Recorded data
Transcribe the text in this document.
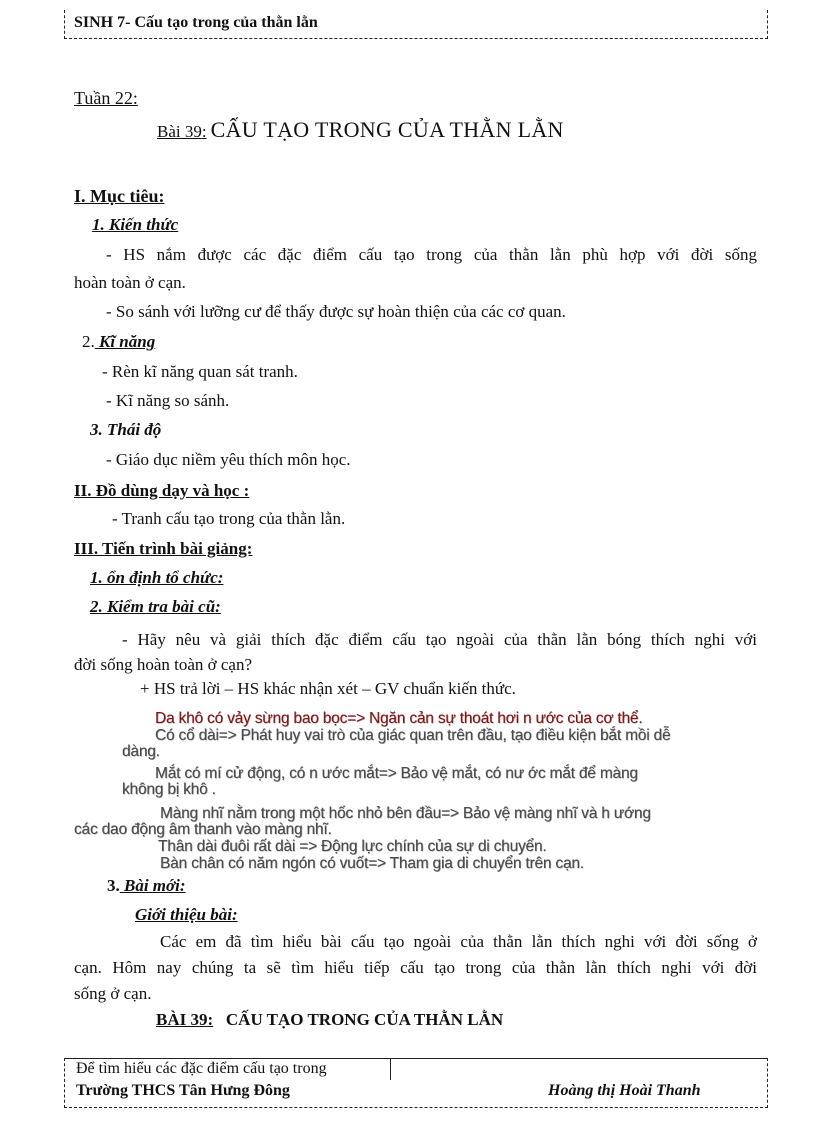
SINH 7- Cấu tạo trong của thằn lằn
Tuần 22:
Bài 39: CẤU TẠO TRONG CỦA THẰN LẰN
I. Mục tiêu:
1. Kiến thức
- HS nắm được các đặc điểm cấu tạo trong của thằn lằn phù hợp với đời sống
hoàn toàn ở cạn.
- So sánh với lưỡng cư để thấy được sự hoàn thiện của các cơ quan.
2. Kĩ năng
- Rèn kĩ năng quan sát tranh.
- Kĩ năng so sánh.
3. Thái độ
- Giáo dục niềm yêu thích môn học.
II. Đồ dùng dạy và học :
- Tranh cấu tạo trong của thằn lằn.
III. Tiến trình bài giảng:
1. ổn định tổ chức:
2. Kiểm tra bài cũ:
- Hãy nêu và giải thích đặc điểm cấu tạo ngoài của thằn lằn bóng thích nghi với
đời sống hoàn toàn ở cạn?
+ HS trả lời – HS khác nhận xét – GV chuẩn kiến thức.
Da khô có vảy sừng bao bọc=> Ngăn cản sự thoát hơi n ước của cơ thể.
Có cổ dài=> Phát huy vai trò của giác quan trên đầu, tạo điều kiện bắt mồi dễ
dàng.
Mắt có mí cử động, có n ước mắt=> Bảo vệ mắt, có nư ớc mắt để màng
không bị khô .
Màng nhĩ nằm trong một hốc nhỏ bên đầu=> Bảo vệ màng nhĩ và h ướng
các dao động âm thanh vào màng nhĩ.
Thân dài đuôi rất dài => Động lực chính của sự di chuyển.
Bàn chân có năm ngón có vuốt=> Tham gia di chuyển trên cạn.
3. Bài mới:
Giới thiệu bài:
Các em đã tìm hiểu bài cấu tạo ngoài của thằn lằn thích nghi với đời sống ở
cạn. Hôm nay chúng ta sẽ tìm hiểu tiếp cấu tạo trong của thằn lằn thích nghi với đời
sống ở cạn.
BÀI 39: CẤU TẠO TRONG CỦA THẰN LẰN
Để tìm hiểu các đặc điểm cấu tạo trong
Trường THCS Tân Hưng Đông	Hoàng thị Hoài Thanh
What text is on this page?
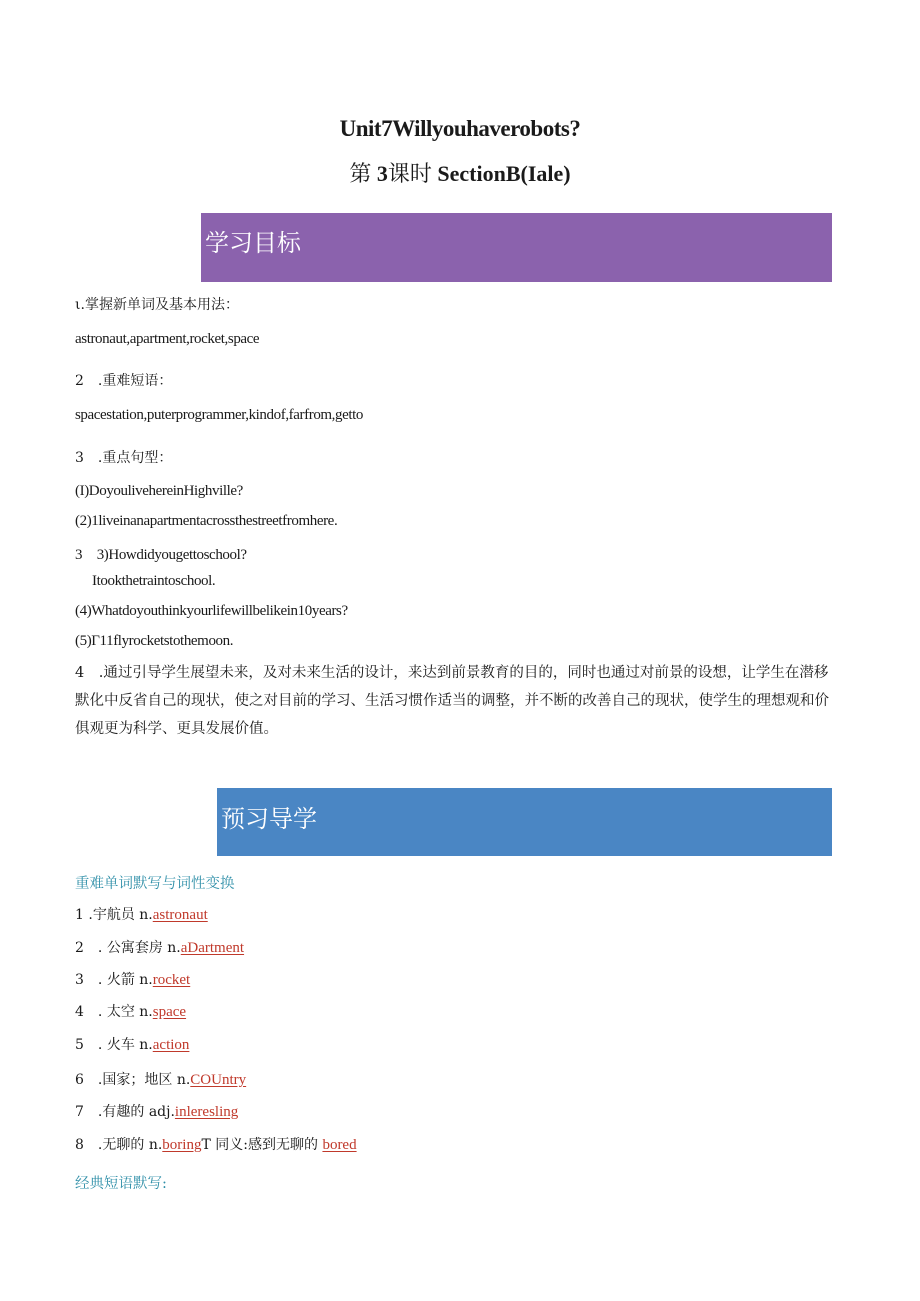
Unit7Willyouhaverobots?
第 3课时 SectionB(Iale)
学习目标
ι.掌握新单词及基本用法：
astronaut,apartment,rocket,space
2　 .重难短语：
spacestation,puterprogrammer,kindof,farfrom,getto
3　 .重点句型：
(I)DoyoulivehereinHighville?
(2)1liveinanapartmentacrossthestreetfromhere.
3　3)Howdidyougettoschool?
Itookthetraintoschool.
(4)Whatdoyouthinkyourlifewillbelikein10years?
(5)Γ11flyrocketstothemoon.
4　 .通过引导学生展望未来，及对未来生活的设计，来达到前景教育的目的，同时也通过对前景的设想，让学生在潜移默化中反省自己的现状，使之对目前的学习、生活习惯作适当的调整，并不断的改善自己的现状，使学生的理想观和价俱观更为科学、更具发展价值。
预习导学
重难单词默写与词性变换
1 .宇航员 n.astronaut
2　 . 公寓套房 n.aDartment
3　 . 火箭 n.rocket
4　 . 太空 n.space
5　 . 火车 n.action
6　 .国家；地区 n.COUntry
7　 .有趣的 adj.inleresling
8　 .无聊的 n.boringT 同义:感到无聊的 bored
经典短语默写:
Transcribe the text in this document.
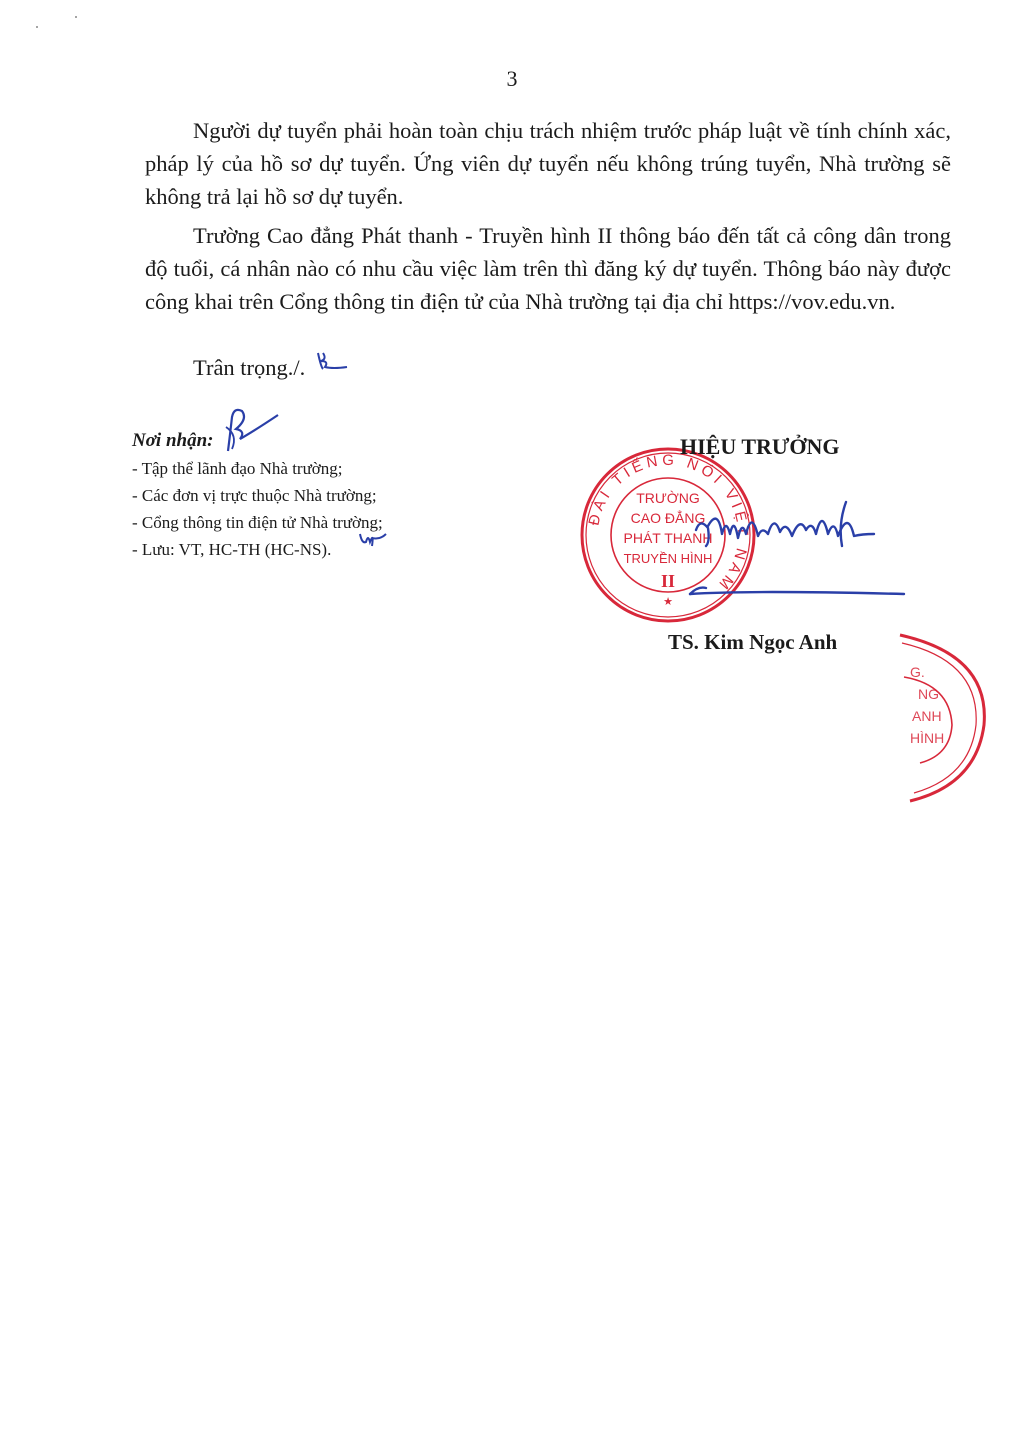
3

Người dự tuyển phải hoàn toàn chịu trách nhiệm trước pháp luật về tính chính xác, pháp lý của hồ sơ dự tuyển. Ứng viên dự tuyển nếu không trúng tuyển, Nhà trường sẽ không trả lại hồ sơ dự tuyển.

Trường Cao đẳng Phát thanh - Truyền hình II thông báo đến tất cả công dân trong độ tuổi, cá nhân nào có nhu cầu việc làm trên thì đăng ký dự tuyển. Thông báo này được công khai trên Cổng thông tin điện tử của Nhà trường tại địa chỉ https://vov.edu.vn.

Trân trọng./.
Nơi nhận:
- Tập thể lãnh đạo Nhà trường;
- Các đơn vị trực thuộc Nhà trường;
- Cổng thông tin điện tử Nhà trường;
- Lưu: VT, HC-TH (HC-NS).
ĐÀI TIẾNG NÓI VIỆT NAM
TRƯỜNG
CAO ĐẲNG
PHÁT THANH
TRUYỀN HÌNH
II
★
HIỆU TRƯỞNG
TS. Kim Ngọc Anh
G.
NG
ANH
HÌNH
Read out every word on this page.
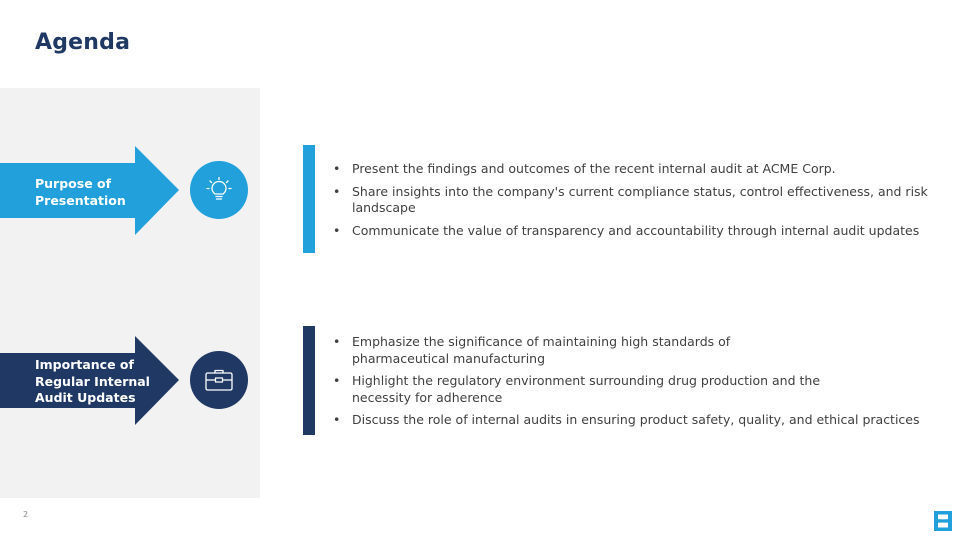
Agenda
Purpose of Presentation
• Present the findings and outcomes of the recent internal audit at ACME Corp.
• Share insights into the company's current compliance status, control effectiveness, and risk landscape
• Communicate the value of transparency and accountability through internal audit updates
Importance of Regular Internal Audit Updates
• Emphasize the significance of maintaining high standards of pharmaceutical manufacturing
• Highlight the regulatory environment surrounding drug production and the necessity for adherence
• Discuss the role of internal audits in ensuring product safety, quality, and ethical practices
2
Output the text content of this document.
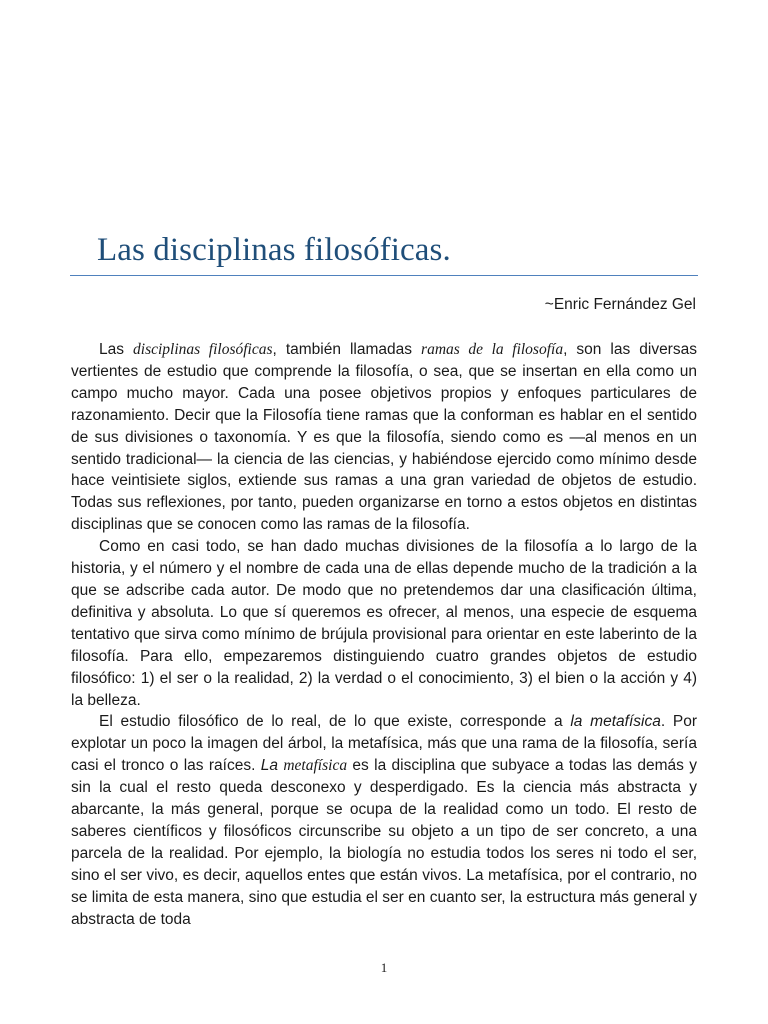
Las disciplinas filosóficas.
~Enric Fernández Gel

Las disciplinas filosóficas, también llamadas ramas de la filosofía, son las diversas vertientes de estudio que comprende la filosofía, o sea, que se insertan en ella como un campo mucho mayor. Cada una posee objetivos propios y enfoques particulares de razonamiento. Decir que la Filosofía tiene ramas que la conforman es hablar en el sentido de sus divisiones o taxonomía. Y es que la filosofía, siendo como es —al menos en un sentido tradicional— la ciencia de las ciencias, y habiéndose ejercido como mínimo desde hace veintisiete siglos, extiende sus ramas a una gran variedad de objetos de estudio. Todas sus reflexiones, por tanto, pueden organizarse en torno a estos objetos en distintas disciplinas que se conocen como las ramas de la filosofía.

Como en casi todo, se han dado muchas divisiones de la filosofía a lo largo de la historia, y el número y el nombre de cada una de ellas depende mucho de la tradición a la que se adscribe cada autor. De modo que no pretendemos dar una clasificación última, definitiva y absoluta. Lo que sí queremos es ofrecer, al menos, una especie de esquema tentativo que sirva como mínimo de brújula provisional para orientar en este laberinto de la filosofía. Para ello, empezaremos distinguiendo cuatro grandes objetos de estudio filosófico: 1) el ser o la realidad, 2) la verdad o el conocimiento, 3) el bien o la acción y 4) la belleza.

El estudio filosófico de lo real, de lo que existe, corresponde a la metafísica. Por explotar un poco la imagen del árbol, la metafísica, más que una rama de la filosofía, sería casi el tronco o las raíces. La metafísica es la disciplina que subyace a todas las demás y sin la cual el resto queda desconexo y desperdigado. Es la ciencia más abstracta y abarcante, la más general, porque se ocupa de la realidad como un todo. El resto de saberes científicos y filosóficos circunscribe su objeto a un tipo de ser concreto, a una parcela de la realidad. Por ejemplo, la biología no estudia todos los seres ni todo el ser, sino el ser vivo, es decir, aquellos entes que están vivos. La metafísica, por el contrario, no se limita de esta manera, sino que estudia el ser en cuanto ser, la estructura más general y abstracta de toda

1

INSTRUCTIONS FOR THE TASK →
Look through the entries above and report each line where the string "thích" occurs.

ANSWER TO THE PROBLEM →
- Giáo dục niềm yêu thích môn học.
- Hãy nêu và giải thích đặc điểm cấu tạo ngoài của thằn lằn bóng thích nghi với
Các em đã tìm hiểu bài cấu tạo ngoài của thằn lằn thích nghi với đời sống ở
cạn. Hôm nay chúng ta sẽ tìm hiểu tiếp cấu tạo trong của thằn lằn thích nghi với đời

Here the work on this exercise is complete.